Given problem
From the listing below, extract each entry exactly as written, minus the images.

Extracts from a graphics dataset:
§
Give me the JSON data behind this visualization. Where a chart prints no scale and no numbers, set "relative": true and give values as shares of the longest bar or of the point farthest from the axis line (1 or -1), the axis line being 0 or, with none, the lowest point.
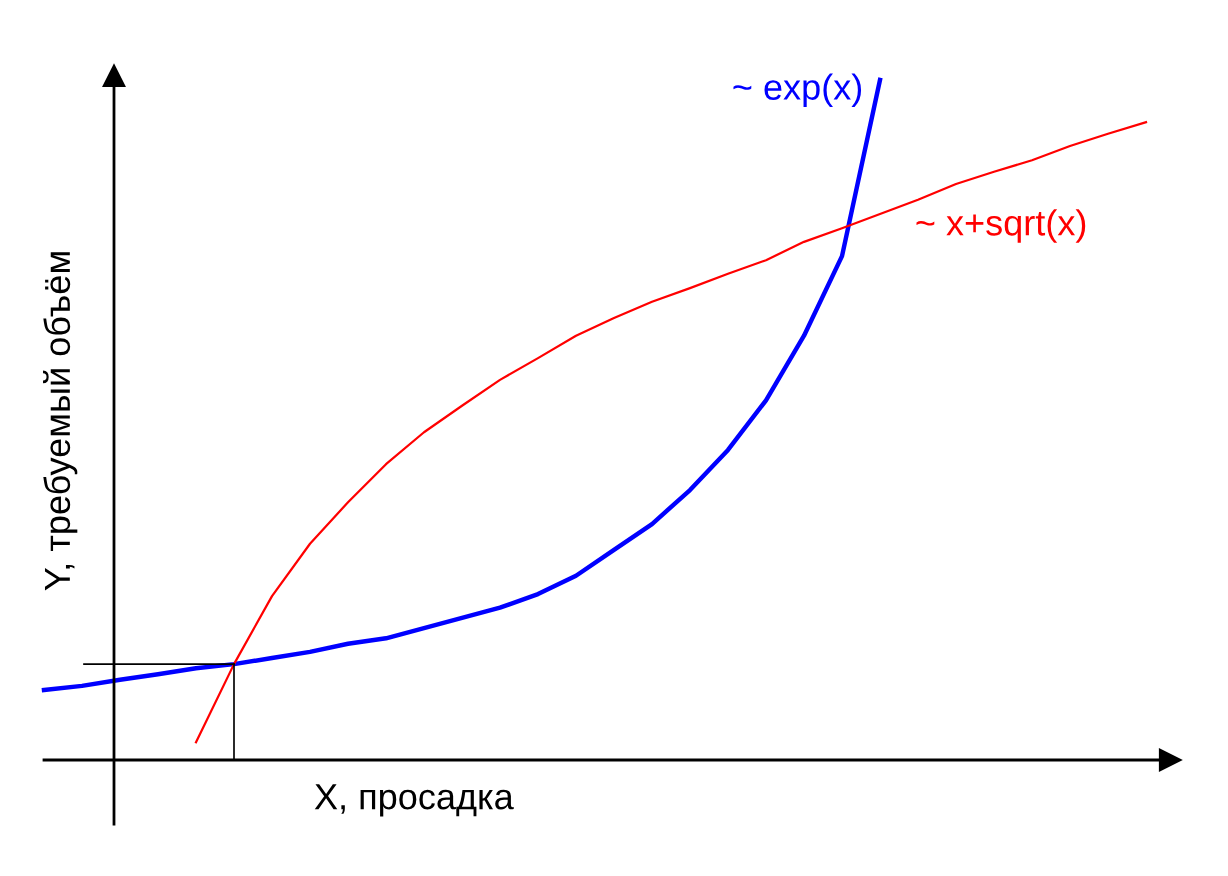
{
  "chart_data": {
    "type": "line",
    "relative": true,
    "xlabel": "X, просадка",
    "ylabel": "Y, требуемый объём",
    "legend": false,
    "categories": [
      null,
      null,
      null,
      null,
      null,
      null,
      null,
      null,
      null,
      null,
      null,
      null,
      null,
      null,
      null,
      null,
      null,
      null,
      null,
      null,
      null,
      null,
      null,
      null,
      null,
      null,
      null,
      null,
      null,
      null
    ],
    "series": [
      {
        "name": "~ exp(x)",
        "color": "#0000ff",
        "values": [
          0.103,
          0.109,
          0.118,
          0.126,
          0.135,
          0.141,
          0.15,
          0.159,
          0.171,
          0.179,
          0.194,
          0.209,
          0.224,
          0.244,
          0.271,
          0.309,
          0.347,
          0.397,
          0.456,
          0.529,
          0.624,
          0.741,
          1.0,
          null,
          null,
          null,
          null,
          null,
          null,
          null
        ]
      },
      {
        "name": "~ x+sqrt(x)",
        "color": "#ff0000",
        "values": [
          null,
          null,
          null,
          null,
          0.026,
          0.141,
          0.241,
          0.318,
          0.379,
          0.435,
          0.482,
          0.521,
          0.559,
          0.591,
          0.624,
          0.65,
          0.674,
          0.694,
          0.715,
          0.735,
          0.762,
          0.782,
          0.803,
          0.824,
          0.847,
          0.865,
          0.882,
          0.903,
          0.921,
          0.938
        ]
      }
    ]
  }
}
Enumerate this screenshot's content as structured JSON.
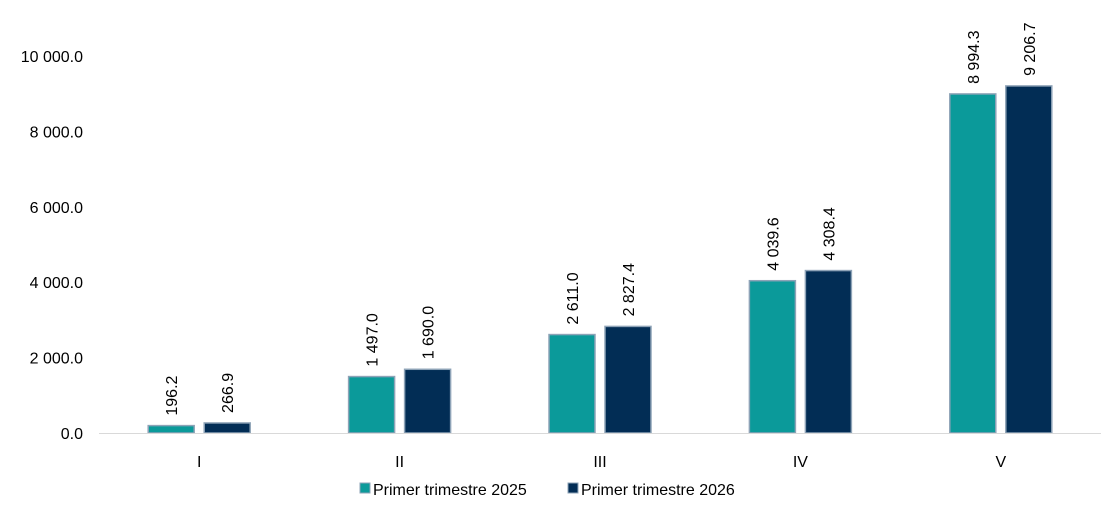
§
Task output
Give me the JSON data behind this visualization. Where a chart prints no scale and no numbers, set "relative": true and give values as shares of the longest bar or of the point farthest from the axis line (1 or -1), the axis line being 0 or, with none, the lowest point.
{
  "chart_data": {
    "type": "line",
    "relative": true,
    "xlabel": "X, просадка",
    "ylabel": "Y, требуемый объём",
    "legend": false,
    "categories": [
      null,
      null,
      null,
      null,
      null,
      null,
      null,
      null,
      null,
      null,
      null,
      null,
      null,
      null,
      null,
      null,
      null,
      null,
      null,
      null,
      null,
      null,
      null,
      null,
      null,
      null,
      null,
      null,
      null,
      null
    ],
    "series": [
      {
        "name": "~ exp(x)",
        "color": "#0000ff",
        "values": [
          0.103,
          0.109,
          0.118,
          0.126,
          0.135,
          0.141,
          0.15,
          0.159,
          0.171,
          0.179,
          0.194,
          0.209,
          0.224,
          0.244,
          0.271,
          0.309,
          0.347,
          0.397,
          0.456,
          0.529,
          0.624,
          0.741,
          1.0,
          null,
          null,
          null,
          null,
          null,
          null,
          null
        ]
      },
      {
        "name": "~ x+sqrt(x)",
        "color": "#ff0000",
        "values": [
          null,
          null,
          null,
          null,
          0.026,
          0.141,
          0.241,
          0.318,
          0.379,
          0.435,
          0.482,
          0.521,
          0.559,
          0.591,
          0.624,
          0.65,
          0.674,
          0.694,
          0.715,
          0.735,
          0.762,
          0.782,
          0.803,
          0.824,
          0.847,
          0.865,
          0.882,
          0.903,
          0.921,
          0.938
        ]
      }
    ]
  }
}
Enumerate this screenshot's content as structured JSON.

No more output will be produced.